Filter the records below for the word "Office". Copy each line that holds it.

— BEGIN Source data —

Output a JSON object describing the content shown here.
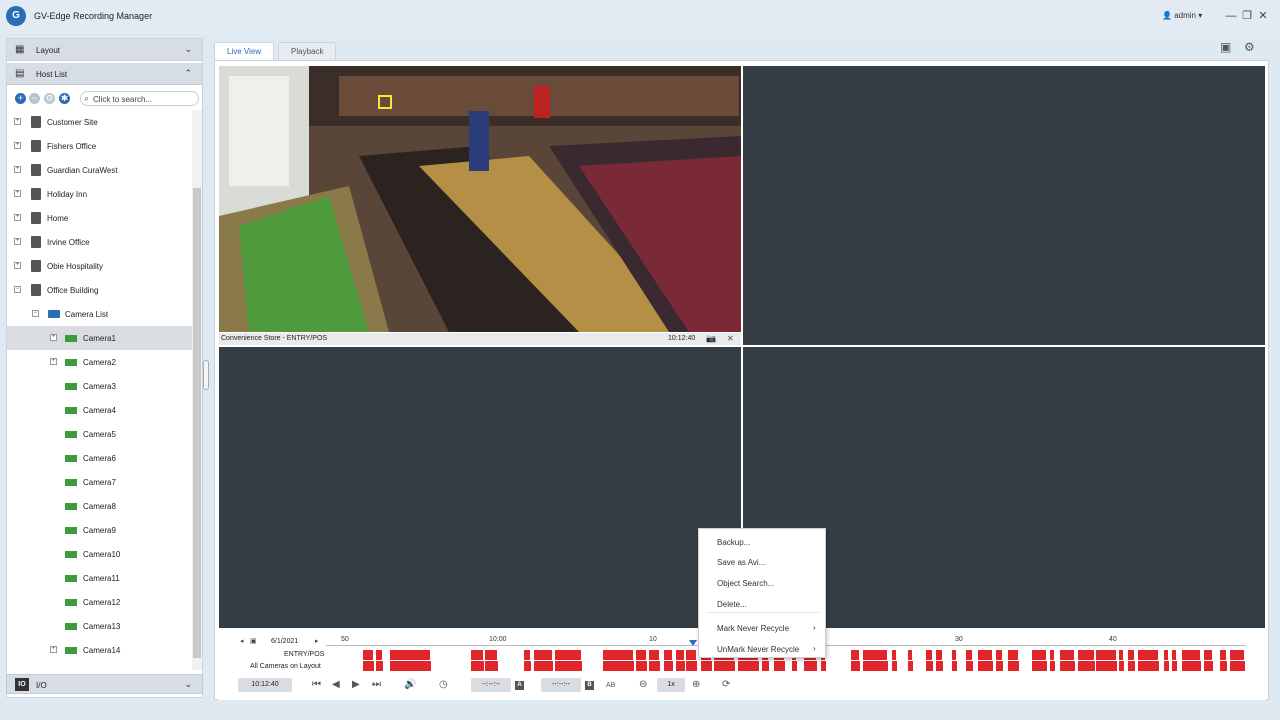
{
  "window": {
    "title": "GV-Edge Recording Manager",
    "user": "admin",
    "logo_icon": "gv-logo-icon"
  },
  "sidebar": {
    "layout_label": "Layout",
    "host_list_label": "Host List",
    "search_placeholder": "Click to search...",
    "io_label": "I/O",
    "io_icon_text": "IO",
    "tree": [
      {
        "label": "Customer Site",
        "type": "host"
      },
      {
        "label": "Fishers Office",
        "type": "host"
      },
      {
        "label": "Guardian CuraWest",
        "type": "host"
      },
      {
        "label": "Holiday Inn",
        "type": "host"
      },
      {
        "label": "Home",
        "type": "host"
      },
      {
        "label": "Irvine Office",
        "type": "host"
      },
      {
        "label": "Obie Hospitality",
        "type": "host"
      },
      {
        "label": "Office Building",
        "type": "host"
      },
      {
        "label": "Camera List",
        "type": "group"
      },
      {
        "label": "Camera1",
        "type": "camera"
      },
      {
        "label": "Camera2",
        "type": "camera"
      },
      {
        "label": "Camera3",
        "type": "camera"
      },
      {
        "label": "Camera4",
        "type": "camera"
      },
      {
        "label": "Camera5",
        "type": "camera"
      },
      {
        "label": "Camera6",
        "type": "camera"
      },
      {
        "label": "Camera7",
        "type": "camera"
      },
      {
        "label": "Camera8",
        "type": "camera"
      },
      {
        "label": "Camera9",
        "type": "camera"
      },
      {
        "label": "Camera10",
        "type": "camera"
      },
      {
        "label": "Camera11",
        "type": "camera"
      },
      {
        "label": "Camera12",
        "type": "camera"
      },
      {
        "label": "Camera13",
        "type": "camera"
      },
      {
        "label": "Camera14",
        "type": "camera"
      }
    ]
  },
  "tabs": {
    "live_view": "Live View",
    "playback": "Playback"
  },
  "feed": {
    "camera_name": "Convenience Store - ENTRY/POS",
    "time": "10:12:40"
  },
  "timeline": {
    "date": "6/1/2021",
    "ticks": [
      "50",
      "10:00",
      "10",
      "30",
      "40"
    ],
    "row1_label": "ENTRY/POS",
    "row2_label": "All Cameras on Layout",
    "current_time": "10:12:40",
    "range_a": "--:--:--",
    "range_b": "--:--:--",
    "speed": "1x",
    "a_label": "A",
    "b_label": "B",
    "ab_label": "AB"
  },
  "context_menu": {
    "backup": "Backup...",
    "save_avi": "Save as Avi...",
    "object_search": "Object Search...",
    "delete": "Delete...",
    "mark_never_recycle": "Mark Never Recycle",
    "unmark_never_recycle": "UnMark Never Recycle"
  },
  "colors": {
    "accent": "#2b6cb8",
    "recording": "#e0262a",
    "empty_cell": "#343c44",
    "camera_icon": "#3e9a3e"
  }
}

— END Source data —

Exercise result:
        "label": "Fishers Office",
        "label": "Irvine Office",
        "label": "Office Building",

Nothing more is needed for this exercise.